### Data shown:
* * * * *
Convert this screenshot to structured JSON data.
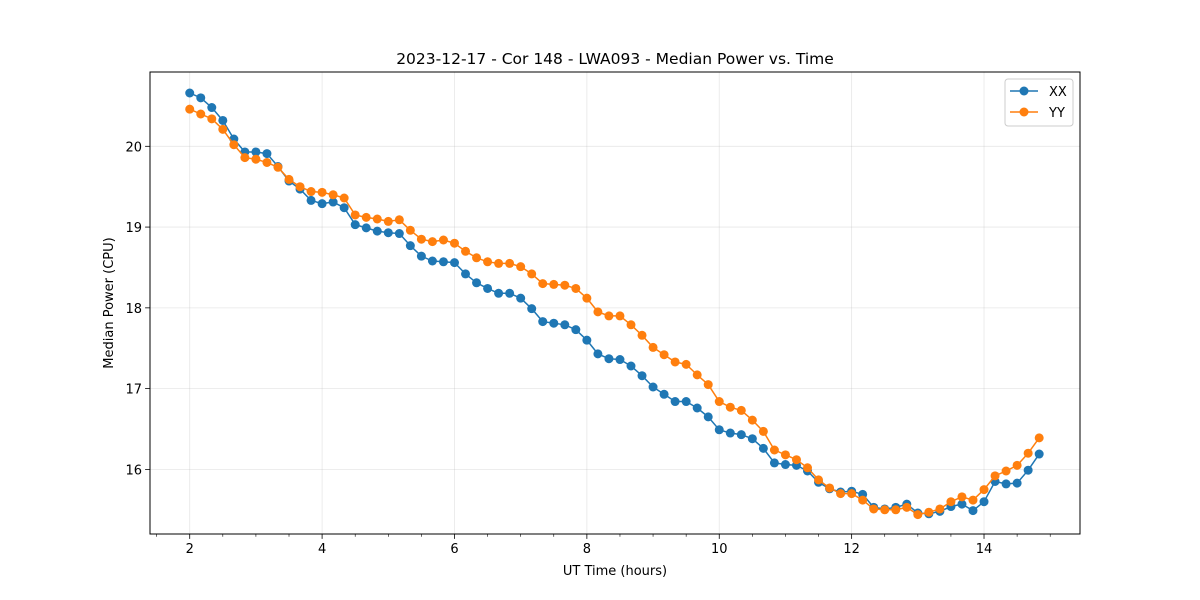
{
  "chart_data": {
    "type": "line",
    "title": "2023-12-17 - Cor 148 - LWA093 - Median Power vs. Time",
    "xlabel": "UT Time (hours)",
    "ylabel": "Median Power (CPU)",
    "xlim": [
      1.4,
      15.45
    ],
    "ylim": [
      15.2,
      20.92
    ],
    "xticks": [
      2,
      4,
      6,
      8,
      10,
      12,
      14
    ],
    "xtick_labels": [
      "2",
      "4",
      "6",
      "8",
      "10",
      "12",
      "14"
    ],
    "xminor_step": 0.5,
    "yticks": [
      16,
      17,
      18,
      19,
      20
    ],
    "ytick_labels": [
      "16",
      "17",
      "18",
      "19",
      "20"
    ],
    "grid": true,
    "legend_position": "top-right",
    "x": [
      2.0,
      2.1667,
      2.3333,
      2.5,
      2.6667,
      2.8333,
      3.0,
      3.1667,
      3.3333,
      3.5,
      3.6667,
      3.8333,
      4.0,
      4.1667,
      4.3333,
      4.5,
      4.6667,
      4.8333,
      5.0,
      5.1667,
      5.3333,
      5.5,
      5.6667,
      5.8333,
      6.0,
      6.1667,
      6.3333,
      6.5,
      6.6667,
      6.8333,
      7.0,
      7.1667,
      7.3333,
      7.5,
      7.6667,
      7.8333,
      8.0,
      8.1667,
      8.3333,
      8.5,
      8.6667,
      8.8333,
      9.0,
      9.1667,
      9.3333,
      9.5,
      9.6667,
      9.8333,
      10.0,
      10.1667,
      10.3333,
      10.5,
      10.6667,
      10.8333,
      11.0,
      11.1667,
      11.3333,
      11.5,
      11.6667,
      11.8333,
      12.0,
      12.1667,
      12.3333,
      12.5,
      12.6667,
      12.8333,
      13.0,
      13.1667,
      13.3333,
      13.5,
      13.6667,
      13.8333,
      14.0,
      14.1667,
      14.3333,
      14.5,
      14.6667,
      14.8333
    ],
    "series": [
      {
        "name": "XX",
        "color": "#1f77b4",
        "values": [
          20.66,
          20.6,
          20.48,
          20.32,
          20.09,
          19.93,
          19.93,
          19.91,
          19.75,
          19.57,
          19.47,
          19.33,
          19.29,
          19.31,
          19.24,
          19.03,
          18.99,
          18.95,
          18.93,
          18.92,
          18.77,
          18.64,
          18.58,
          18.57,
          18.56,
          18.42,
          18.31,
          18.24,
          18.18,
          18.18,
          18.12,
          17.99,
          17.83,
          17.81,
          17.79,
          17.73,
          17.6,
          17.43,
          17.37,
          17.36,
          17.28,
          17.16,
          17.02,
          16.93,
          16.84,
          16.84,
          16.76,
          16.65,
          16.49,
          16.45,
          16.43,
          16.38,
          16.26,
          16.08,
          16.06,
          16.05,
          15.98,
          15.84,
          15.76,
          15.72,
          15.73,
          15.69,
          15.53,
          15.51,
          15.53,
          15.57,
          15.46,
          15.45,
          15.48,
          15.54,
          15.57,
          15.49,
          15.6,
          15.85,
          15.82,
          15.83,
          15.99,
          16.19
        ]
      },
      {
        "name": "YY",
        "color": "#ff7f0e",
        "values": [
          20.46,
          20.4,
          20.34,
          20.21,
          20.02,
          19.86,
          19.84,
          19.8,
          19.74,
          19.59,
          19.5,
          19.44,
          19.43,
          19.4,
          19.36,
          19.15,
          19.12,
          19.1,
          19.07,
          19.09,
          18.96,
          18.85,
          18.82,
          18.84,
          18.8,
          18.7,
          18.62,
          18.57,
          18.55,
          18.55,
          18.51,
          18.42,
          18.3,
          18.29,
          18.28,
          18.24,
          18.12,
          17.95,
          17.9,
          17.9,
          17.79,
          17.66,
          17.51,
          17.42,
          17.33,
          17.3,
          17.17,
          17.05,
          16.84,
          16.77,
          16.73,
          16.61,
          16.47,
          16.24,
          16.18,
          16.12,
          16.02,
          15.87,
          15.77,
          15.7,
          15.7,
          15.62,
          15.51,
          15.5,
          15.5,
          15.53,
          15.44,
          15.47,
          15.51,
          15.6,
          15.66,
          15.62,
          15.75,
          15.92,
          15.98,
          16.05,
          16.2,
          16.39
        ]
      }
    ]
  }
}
* * * * *
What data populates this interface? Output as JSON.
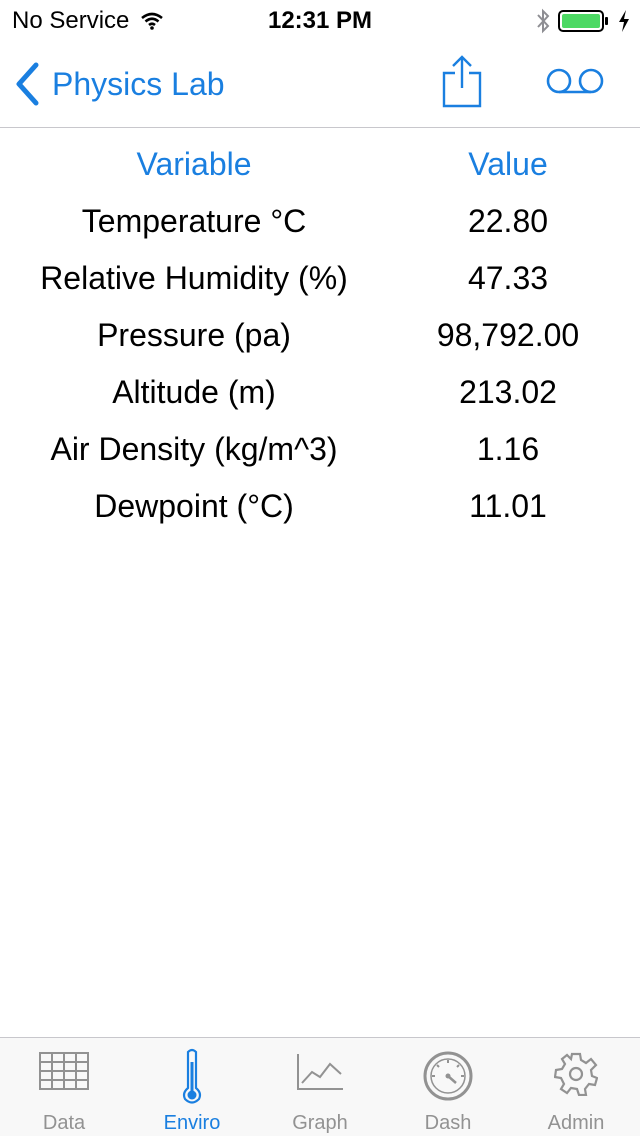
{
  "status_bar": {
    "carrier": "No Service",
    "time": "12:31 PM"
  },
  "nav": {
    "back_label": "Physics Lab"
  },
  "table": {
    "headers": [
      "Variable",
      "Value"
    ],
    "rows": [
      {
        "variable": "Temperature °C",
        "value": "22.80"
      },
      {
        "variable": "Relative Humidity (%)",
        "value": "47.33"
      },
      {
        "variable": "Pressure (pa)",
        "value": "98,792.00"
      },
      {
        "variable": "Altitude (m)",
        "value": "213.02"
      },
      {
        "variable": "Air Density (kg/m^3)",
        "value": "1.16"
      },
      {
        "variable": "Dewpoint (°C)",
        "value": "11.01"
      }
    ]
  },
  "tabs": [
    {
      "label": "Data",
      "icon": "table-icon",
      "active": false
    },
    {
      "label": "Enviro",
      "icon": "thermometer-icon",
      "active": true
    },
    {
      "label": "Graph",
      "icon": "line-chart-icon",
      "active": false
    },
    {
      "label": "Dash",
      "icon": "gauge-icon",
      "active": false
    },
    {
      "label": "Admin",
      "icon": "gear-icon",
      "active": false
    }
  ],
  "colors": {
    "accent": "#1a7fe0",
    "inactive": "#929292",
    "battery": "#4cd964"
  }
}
* * * * *
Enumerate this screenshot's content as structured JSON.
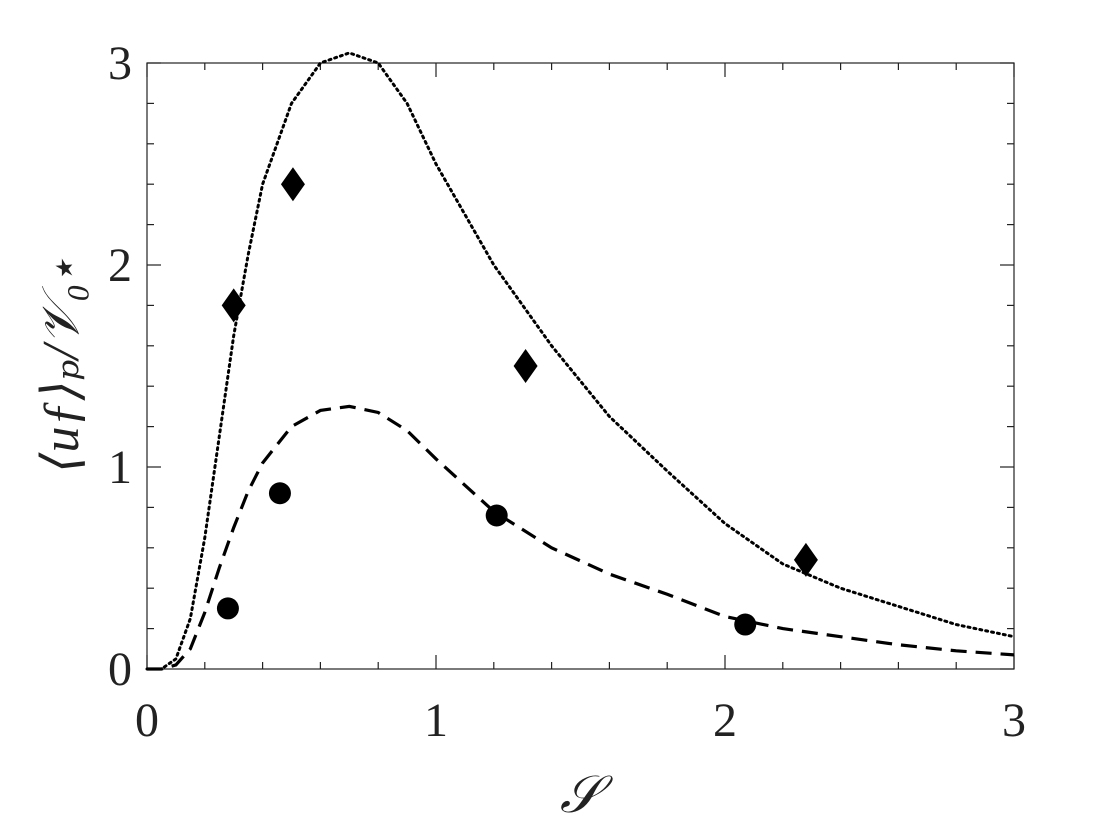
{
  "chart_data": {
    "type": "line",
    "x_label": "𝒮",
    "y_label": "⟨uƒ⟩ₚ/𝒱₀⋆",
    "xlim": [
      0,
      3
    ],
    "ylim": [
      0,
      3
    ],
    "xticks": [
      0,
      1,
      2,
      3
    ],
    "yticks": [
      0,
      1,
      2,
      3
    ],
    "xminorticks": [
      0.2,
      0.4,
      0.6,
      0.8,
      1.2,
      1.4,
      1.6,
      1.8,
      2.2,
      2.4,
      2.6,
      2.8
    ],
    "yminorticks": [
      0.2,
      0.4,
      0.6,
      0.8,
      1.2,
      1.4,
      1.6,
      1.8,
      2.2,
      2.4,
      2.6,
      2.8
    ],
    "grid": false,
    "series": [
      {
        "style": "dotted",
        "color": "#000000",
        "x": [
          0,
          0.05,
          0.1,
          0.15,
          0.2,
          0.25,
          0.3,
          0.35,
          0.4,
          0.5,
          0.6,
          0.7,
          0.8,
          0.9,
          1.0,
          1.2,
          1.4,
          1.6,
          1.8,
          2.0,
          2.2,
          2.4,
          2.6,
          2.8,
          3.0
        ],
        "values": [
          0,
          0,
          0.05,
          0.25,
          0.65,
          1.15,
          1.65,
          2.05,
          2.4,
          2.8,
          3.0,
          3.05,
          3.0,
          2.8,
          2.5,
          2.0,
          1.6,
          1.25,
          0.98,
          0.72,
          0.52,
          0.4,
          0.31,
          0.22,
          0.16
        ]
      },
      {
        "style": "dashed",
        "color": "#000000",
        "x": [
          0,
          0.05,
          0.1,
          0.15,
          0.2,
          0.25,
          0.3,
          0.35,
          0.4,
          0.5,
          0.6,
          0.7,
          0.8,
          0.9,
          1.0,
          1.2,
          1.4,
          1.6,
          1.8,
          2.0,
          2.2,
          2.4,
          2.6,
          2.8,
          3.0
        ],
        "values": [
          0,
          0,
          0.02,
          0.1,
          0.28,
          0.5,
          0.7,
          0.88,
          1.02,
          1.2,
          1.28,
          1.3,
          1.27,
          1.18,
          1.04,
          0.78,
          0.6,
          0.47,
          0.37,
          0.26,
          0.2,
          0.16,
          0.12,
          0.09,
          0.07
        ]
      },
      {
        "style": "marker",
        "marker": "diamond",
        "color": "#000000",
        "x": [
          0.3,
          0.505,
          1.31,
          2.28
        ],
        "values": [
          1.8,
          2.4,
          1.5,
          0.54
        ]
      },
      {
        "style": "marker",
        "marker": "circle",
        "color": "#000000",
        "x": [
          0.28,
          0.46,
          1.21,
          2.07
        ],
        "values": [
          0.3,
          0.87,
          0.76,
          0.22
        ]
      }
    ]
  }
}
* * * * *
### Written problem:
Show the lines of the data that hold the word "icon".

### Output for this task:
      "icon": "table-icon",
      "icon": "thermometer-icon",
      "icon": "line-chart-icon",
      "icon": "gauge-icon",
      "icon": "gear-icon",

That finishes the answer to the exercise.